[Extracts from a graphics dataset]
•••••

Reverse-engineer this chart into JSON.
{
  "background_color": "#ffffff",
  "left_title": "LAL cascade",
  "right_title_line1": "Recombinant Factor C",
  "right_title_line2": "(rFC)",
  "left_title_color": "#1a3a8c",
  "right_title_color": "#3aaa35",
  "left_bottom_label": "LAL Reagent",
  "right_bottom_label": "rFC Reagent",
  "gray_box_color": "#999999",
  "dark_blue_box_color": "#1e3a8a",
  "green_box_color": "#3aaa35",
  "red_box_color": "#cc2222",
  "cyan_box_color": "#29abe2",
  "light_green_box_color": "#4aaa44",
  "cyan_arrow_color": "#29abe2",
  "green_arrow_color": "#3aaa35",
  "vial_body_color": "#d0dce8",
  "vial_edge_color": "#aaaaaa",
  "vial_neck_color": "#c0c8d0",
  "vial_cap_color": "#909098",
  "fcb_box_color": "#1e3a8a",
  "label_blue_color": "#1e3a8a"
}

•••••

● Exercise prompt: Extract every line containing the string "Reagent" from the material.

● Correct response:
  "left_bottom_label": "LAL Reagent",
  "right_bottom_label": "rFC Reagent",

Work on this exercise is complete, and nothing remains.